- [DATA FOR THE TASK]:
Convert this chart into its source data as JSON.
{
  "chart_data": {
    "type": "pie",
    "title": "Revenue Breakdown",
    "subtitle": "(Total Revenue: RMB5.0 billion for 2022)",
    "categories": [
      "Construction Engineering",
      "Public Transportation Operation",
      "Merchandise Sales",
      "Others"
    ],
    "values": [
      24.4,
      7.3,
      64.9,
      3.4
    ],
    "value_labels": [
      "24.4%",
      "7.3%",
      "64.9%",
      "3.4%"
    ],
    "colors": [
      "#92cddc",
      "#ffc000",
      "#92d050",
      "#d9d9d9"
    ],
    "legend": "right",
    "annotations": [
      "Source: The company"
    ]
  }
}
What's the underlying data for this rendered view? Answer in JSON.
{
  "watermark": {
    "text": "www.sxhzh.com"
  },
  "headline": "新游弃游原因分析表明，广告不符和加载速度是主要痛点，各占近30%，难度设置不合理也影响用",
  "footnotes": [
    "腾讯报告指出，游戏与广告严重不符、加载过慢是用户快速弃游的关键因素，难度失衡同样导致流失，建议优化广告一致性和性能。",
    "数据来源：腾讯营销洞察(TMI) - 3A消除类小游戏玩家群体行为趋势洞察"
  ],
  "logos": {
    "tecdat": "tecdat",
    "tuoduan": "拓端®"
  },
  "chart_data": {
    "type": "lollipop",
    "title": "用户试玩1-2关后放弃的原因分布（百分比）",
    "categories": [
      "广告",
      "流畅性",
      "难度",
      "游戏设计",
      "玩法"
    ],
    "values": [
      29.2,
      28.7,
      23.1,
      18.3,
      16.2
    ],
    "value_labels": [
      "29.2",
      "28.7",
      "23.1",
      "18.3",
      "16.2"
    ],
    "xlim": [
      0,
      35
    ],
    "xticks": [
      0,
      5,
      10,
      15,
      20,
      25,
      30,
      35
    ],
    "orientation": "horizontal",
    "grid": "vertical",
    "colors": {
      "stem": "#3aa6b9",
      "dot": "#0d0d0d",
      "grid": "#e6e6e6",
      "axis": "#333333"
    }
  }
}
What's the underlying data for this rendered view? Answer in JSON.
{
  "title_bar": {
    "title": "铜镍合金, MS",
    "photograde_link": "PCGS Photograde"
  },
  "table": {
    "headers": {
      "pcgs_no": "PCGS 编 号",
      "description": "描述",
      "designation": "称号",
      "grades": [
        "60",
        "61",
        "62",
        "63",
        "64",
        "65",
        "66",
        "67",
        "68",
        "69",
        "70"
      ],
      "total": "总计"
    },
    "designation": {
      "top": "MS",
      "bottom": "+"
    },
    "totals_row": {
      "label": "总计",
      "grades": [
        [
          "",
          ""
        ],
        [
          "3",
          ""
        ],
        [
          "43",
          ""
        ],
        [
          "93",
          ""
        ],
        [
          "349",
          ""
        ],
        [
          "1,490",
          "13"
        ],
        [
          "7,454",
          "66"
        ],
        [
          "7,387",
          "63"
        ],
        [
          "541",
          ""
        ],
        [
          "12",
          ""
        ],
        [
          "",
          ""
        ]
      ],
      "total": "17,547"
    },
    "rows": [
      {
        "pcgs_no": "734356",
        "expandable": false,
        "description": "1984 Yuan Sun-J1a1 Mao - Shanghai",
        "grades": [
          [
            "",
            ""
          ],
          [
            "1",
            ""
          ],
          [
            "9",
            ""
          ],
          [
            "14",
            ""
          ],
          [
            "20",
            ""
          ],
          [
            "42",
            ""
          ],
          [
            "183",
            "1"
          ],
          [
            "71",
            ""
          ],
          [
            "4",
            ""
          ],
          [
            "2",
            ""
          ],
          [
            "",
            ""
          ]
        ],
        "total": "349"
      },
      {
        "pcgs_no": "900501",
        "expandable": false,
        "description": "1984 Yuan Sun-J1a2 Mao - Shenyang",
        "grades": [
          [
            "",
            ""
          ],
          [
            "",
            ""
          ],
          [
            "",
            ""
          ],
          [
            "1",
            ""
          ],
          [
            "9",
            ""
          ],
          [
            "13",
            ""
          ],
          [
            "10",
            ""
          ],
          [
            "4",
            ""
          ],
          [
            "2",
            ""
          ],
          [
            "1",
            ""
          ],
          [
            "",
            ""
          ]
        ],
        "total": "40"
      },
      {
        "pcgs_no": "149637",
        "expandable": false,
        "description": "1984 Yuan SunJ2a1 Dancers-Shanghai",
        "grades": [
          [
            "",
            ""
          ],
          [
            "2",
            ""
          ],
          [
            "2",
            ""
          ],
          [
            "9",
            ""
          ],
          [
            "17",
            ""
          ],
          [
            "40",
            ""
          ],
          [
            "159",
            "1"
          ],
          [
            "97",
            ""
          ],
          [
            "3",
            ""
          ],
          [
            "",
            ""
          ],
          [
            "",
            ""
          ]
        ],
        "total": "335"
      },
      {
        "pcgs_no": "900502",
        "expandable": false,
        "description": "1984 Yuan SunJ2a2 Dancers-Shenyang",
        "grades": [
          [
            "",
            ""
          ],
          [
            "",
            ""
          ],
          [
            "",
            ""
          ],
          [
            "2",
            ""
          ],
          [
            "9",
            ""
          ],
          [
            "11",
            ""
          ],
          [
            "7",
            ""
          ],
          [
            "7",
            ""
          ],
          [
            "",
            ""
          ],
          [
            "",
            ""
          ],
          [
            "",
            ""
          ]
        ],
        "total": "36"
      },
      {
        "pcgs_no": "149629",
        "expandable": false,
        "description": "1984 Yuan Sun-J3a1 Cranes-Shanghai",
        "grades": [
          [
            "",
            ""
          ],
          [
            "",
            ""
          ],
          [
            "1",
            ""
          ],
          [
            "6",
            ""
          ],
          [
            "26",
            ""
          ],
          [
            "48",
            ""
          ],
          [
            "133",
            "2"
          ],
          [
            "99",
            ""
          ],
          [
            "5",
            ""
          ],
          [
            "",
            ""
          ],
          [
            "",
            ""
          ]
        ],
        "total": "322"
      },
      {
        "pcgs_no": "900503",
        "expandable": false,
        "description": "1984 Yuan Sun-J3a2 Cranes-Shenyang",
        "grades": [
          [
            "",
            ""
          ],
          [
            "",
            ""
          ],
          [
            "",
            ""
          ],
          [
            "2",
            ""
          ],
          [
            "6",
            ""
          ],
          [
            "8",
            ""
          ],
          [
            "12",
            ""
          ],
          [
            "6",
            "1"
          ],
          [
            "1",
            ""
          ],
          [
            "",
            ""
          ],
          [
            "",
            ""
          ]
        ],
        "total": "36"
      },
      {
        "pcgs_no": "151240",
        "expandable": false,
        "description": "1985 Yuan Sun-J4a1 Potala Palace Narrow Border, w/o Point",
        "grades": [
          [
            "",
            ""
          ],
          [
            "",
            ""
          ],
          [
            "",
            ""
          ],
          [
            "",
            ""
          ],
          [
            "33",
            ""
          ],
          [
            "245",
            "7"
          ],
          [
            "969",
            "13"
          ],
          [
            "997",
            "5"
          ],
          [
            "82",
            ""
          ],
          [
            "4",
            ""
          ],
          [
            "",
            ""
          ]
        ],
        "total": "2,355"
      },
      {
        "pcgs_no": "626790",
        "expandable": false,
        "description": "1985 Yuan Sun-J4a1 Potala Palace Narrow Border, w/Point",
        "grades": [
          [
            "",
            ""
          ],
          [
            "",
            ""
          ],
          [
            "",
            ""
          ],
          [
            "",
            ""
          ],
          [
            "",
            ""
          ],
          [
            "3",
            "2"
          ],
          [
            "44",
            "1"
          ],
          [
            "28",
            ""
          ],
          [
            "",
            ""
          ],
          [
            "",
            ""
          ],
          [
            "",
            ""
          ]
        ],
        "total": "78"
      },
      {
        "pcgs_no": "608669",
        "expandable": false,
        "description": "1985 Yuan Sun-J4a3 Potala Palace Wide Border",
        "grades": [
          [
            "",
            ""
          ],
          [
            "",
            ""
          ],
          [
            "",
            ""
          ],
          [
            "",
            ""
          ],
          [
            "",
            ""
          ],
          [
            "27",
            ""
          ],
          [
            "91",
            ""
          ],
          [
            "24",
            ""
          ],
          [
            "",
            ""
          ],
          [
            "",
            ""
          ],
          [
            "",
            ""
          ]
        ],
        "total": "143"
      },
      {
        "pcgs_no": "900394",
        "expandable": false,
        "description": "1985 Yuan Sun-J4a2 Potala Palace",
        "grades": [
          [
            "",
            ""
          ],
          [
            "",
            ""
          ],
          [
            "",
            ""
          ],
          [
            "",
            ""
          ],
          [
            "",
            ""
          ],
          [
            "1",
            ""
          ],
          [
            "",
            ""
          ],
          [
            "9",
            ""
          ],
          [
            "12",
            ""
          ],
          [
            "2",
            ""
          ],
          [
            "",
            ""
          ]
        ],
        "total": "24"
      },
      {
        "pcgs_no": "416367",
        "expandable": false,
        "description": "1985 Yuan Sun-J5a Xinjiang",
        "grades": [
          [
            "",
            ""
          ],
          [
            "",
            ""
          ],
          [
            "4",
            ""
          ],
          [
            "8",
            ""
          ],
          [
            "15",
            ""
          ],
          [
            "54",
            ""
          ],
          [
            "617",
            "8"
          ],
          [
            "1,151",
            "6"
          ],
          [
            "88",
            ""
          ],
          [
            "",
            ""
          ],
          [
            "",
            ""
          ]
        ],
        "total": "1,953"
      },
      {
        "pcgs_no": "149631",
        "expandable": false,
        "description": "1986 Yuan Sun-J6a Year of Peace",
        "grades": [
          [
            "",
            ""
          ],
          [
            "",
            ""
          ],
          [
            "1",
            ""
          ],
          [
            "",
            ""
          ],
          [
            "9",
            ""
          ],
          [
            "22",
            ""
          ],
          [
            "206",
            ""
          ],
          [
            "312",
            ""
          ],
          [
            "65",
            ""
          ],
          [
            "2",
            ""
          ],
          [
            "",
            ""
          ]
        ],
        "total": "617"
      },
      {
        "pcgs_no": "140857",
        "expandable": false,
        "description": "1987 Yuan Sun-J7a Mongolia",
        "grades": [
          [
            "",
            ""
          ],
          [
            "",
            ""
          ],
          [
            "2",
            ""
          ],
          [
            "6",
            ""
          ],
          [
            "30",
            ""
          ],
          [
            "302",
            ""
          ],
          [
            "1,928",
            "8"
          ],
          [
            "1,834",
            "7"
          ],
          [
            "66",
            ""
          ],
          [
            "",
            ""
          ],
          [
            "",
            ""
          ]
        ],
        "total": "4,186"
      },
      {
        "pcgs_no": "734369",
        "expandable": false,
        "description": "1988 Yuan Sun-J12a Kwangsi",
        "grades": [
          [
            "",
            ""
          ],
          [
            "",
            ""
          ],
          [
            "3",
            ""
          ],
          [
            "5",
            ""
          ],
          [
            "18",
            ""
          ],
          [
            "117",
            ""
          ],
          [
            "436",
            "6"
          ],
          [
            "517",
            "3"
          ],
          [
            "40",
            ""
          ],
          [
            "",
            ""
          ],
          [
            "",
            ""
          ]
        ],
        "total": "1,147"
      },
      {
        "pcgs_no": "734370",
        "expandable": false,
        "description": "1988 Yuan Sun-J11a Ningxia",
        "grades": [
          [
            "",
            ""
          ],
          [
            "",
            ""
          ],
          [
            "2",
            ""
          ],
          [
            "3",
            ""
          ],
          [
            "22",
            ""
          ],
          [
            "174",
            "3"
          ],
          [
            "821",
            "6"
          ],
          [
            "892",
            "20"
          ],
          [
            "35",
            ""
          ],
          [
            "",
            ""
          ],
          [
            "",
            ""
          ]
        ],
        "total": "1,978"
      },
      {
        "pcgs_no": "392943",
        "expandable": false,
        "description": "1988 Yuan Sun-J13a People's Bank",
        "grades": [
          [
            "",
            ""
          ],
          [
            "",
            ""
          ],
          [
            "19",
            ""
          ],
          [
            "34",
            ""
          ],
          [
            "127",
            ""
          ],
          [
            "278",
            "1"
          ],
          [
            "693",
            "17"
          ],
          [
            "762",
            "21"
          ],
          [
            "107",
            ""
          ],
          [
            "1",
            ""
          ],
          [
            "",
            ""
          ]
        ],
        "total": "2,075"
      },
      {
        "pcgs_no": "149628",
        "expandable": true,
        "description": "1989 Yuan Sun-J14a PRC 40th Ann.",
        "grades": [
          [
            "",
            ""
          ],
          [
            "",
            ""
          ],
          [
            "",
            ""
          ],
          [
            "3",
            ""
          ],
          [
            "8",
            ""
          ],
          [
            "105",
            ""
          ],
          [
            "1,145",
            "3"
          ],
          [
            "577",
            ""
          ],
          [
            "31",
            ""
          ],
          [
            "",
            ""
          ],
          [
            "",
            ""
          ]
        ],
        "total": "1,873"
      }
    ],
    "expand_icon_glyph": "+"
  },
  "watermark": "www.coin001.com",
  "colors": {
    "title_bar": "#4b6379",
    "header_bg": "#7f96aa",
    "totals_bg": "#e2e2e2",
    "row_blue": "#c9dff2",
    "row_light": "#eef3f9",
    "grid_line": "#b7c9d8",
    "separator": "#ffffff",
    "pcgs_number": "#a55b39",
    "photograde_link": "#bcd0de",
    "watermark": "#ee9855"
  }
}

- [GIVEN PROBLEM]: Search the entries for the word "Potala", then list each line that holds it.

- [FULL RESPONSE]:
        "description": "1985 Yuan Sun-J4a1 Potala Palace Narrow Border, w/o Point",
        "description": "1985 Yuan Sun-J4a1 Potala Palace Narrow Border, w/Point",
        "description": "1985 Yuan Sun-J4a3 Potala Palace Wide Border",
        "description": "1985 Yuan Sun-J4a2 Potala Palace",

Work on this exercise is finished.